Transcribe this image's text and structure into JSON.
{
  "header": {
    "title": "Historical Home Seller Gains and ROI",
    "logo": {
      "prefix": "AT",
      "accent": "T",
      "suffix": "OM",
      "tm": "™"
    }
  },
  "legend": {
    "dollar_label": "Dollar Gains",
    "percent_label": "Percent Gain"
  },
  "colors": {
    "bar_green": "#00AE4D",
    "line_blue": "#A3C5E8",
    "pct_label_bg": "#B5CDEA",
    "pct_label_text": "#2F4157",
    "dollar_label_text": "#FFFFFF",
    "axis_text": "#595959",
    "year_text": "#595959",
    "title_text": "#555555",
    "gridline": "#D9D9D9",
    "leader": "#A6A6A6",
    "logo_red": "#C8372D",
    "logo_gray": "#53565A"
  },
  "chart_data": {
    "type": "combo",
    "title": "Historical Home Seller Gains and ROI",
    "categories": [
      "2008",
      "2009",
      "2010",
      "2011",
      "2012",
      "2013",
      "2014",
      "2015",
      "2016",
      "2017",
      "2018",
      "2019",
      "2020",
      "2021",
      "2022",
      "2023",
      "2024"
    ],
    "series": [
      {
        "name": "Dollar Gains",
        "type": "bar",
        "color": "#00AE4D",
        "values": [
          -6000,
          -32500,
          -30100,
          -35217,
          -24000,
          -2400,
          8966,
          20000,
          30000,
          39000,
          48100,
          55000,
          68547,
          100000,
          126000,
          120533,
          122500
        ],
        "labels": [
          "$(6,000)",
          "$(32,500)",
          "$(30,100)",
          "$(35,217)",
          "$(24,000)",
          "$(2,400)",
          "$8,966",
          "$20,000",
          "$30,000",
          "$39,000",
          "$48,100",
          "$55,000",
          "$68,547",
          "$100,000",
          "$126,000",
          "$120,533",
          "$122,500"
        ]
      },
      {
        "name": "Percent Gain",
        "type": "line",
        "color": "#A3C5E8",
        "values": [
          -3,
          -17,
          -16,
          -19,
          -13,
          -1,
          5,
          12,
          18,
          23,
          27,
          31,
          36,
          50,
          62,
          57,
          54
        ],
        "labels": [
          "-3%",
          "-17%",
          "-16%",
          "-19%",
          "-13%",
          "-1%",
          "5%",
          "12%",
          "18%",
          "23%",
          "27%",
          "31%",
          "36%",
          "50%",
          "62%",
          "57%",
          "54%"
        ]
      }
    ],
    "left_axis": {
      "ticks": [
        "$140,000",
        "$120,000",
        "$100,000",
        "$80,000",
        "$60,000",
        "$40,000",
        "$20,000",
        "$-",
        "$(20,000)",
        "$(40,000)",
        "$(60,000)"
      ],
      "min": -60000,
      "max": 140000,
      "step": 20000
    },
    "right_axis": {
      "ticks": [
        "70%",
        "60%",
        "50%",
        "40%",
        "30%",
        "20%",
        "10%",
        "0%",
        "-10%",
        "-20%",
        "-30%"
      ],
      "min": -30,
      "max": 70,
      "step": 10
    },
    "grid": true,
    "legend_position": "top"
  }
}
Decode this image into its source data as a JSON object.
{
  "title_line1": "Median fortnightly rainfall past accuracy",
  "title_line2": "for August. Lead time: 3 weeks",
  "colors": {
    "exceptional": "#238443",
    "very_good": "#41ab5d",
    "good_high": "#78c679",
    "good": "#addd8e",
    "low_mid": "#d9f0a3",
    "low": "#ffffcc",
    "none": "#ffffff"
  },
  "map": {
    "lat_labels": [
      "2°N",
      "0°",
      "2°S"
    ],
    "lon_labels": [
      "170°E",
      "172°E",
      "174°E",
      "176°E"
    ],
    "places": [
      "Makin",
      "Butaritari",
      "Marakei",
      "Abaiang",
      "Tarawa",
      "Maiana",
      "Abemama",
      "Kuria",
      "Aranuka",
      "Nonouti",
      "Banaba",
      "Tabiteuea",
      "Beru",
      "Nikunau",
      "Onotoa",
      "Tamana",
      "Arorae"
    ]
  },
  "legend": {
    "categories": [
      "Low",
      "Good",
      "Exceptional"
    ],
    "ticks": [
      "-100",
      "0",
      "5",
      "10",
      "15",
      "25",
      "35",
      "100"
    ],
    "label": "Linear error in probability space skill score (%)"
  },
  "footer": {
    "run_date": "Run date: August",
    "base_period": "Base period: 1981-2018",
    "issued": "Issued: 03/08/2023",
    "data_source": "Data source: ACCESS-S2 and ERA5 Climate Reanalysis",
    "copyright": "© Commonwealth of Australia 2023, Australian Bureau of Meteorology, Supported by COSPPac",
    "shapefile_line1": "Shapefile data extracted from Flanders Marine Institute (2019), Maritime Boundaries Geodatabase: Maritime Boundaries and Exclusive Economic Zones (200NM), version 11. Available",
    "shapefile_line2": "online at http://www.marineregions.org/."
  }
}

WHAT YOU HAVE TO DO: Each record above should be returned exactly as it appears.

RESPONSE BELOW:
Transcribe this image's text and structure into JSON.
{
  "header": {
    "title": "Historical Home Seller Gains and ROI",
    "logo": {
      "prefix": "AT",
      "accent": "T",
      "suffix": "OM",
      "tm": "™"
    }
  },
  "legend": {
    "dollar_label": "Dollar Gains",
    "percent_label": "Percent Gain"
  },
  "colors": {
    "bar_green": "#00AE4D",
    "line_blue": "#A3C5E8",
    "pct_label_bg": "#B5CDEA",
    "pct_label_text": "#2F4157",
    "dollar_label_text": "#FFFFFF",
    "axis_text": "#595959",
    "year_text": "#595959",
    "title_text": "#555555",
    "gridline": "#D9D9D9",
    "leader": "#A6A6A6",
    "logo_red": "#C8372D",
    "logo_gray": "#53565A"
  },
  "chart_data": {
    "type": "combo",
    "title": "Historical Home Seller Gains and ROI",
    "categories": [
      "2008",
      "2009",
      "2010",
      "2011",
      "2012",
      "2013",
      "2014",
      "2015",
      "2016",
      "2017",
      "2018",
      "2019",
      "2020",
      "2021",
      "2022",
      "2023",
      "2024"
    ],
    "series": [
      {
        "name": "Dollar Gains",
        "type": "bar",
        "color": "#00AE4D",
        "values": [
          -6000,
          -32500,
          -30100,
          -35217,
          -24000,
          -2400,
          8966,
          20000,
          30000,
          39000,
          48100,
          55000,
          68547,
          100000,
          126000,
          120533,
          122500
        ],
        "labels": [
          "$(6,000)",
          "$(32,500)",
          "$(30,100)",
          "$(35,217)",
          "$(24,000)",
          "$(2,400)",
          "$8,966",
          "$20,000",
          "$30,000",
          "$39,000",
          "$48,100",
          "$55,000",
          "$68,547",
          "$100,000",
          "$126,000",
          "$120,533",
          "$122,500"
        ]
      },
      {
        "name": "Percent Gain",
        "type": "line",
        "color": "#A3C5E8",
        "values": [
          -3,
          -17,
          -16,
          -19,
          -13,
          -1,
          5,
          12,
          18,
          23,
          27,
          31,
          36,
          50,
          62,
          57,
          54
        ],
        "labels": [
          "-3%",
          "-17%",
          "-16%",
          "-19%",
          "-13%",
          "-1%",
          "5%",
          "12%",
          "18%",
          "23%",
          "27%",
          "31%",
          "36%",
          "50%",
          "62%",
          "57%",
          "54%"
        ]
      }
    ],
    "left_axis": {
      "ticks": [
        "$140,000",
        "$120,000",
        "$100,000",
        "$80,000",
        "$60,000",
        "$40,000",
        "$20,000",
        "$-",
        "$(20,000)",
        "$(40,000)",
        "$(60,000)"
      ],
      "min": -60000,
      "max": 140000,
      "step": 20000
    },
    "right_axis": {
      "ticks": [
        "70%",
        "60%",
        "50%",
        "40%",
        "30%",
        "20%",
        "10%",
        "0%",
        "-10%",
        "-20%",
        "-30%"
      ],
      "min": -30,
      "max": 70,
      "step": 10
    },
    "grid": true,
    "legend_position": "top"
  }
}
Decode this image into its source data as a JSON object.
{
  "title_line1": "Median fortnightly rainfall past accuracy",
  "title_line2": "for August. Lead time: 3 weeks",
  "colors": {
    "exceptional": "#238443",
    "very_good": "#41ab5d",
    "good_high": "#78c679",
    "good": "#addd8e",
    "low_mid": "#d9f0a3",
    "low": "#ffffcc",
    "none": "#ffffff"
  },
  "map": {
    "lat_labels": [
      "2°N",
      "0°",
      "2°S"
    ],
    "lon_labels": [
      "170°E",
      "172°E",
      "174°E",
      "176°E"
    ],
    "places": [
      "Makin",
      "Butaritari",
      "Marakei",
      "Abaiang",
      "Tarawa",
      "Maiana",
      "Abemama",
      "Kuria",
      "Aranuka",
      "Nonouti",
      "Banaba",
      "Tabiteuea",
      "Beru",
      "Nikunau",
      "Onotoa",
      "Tamana",
      "Arorae"
    ]
  },
  "legend": {
    "categories": [
      "Low",
      "Good",
      "Exceptional"
    ],
    "ticks": [
      "-100",
      "0",
      "5",
      "10",
      "15",
      "25",
      "35",
      "100"
    ],
    "label": "Linear error in probability space skill score (%)"
  },
  "footer": {
    "run_date": "Run date: August",
    "base_period": "Base period: 1981-2018",
    "issued": "Issued: 03/08/2023",
    "data_source": "Data source: ACCESS-S2 and ERA5 Climate Reanalysis",
    "copyright": "© Commonwealth of Australia 2023, Australian Bureau of Meteorology, Supported by COSPPac",
    "shapefile_line1": "Shapefile data extracted from Flanders Marine Institute (2019), Maritime Boundaries Geodatabase: Maritime Boundaries and Exclusive Economic Zones (200NM), version 11. Available",
    "shapefile_line2": "online at http://www.marineregions.org/."
  }
}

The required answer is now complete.